To be done:
Where a line contains the word "disasters", copy that line in full.

[Stored items]
┄┄┄┄┄┄
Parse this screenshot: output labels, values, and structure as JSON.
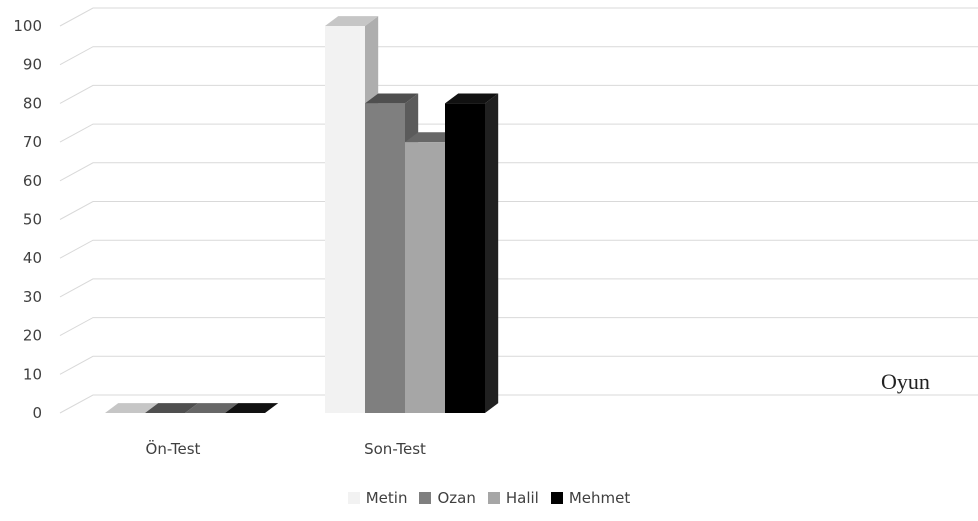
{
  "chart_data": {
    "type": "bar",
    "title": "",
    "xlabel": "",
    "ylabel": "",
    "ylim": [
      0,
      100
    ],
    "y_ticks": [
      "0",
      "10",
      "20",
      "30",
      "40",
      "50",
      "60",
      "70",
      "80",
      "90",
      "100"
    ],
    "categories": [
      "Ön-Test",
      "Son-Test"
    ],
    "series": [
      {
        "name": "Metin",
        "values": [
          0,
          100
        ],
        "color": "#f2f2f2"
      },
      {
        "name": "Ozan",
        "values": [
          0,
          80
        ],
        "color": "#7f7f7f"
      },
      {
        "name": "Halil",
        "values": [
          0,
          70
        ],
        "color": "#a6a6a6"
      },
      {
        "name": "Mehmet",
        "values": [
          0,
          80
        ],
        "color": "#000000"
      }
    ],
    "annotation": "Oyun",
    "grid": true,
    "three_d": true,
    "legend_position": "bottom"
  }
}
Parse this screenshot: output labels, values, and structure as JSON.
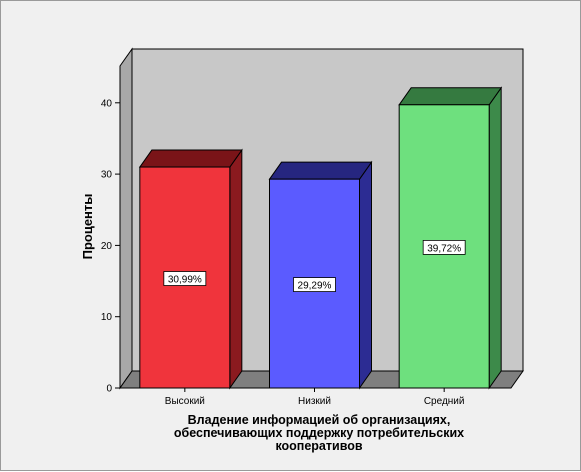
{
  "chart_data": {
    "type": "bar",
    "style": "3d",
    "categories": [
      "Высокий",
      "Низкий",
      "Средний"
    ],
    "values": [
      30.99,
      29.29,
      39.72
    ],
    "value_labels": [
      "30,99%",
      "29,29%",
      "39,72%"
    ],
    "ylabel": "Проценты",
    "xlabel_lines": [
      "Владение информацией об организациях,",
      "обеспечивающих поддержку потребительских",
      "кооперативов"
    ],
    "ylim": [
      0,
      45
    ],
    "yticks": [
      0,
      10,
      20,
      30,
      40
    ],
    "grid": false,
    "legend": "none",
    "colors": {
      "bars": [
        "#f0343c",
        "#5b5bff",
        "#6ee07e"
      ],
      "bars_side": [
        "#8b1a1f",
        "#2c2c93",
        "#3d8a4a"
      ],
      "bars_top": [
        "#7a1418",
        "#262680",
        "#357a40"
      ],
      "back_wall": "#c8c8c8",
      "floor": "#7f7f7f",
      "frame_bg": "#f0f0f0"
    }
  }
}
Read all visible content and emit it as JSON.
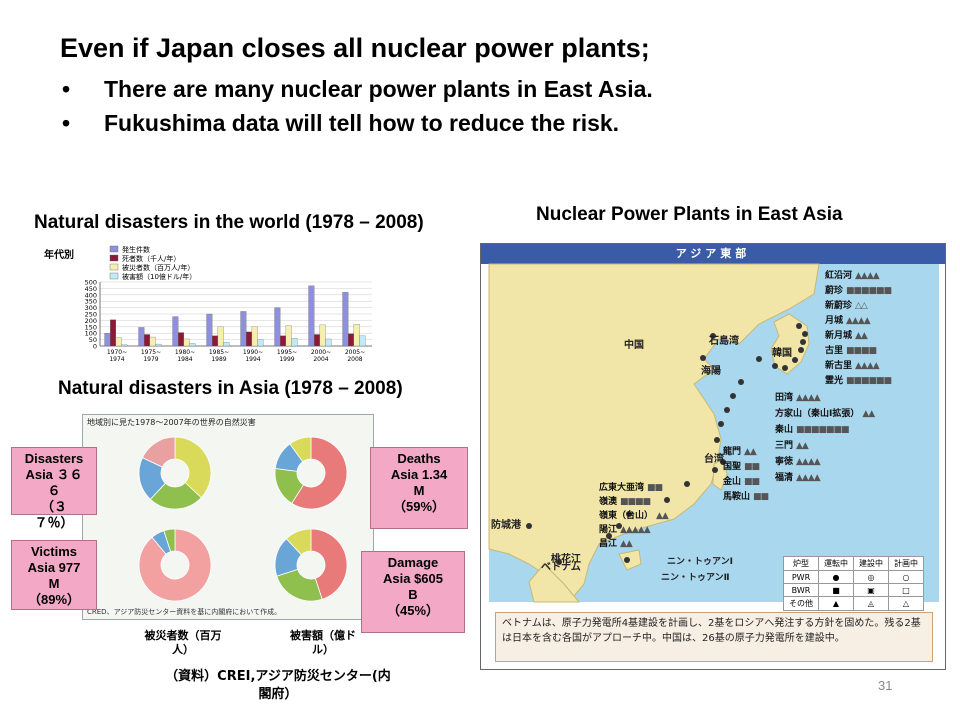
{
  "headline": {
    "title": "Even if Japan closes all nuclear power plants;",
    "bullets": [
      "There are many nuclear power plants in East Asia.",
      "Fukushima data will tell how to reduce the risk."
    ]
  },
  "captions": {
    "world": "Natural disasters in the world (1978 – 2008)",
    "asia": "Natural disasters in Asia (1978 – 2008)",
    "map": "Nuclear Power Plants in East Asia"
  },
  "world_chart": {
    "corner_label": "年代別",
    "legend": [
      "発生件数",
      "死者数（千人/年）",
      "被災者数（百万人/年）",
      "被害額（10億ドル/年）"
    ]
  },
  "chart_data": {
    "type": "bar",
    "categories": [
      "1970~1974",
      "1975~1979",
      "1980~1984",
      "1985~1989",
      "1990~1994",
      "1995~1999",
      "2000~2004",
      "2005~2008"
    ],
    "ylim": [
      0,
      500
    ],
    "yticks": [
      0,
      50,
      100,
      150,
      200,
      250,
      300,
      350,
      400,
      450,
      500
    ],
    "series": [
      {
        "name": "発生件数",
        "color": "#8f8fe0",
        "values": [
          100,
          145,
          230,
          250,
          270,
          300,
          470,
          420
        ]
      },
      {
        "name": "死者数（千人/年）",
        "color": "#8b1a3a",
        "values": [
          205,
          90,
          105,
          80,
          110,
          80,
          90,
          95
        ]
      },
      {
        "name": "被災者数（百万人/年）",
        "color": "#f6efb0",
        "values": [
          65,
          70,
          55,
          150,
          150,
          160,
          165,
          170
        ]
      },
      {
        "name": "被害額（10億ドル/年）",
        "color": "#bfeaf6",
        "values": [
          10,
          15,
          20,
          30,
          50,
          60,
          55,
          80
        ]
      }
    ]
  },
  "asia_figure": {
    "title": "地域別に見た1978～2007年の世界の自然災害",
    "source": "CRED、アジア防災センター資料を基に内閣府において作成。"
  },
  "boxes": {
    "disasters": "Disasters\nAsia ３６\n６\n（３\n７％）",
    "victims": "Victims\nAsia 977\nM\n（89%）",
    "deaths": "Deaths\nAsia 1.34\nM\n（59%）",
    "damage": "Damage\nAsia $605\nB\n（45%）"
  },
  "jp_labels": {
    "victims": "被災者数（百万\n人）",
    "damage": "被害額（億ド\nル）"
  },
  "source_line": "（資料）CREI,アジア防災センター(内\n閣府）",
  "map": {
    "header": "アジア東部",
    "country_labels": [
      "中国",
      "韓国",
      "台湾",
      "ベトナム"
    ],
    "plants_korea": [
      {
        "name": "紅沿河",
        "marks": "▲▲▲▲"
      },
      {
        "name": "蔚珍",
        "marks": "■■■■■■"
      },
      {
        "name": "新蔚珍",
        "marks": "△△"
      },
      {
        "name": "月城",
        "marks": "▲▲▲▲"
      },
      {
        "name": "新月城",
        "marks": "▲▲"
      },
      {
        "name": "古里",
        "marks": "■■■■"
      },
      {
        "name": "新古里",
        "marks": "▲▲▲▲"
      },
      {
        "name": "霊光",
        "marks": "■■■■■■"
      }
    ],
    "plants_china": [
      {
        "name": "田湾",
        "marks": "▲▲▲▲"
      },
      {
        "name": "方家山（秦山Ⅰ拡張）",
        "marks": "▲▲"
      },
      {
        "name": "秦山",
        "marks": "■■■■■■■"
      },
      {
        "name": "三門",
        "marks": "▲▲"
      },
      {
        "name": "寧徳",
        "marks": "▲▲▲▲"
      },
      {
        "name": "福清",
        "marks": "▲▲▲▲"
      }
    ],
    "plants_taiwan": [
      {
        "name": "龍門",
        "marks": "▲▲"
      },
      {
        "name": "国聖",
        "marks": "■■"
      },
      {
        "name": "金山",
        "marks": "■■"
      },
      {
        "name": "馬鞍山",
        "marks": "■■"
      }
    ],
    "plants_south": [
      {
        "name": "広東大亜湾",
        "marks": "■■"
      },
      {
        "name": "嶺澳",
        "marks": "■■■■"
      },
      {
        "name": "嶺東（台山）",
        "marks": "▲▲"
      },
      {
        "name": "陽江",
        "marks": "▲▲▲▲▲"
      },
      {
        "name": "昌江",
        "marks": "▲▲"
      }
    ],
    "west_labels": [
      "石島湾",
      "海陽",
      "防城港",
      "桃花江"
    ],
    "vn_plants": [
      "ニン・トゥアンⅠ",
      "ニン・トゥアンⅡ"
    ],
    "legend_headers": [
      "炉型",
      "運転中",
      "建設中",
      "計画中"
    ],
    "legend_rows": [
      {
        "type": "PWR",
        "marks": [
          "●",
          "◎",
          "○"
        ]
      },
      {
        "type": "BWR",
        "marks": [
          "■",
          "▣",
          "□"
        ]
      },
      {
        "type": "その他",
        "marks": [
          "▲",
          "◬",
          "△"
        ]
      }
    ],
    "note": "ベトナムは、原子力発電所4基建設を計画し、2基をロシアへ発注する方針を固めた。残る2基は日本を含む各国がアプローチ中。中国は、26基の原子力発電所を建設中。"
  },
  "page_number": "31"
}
┄┄┄┄┄┄
Final result:
    "world": "Natural disasters in the world (1978 – 2008)",
    "asia": "Natural disasters in Asia (1978 – 2008)",
    "disasters": "Disasters\nAsia ３６\n６\n（３\n７％）",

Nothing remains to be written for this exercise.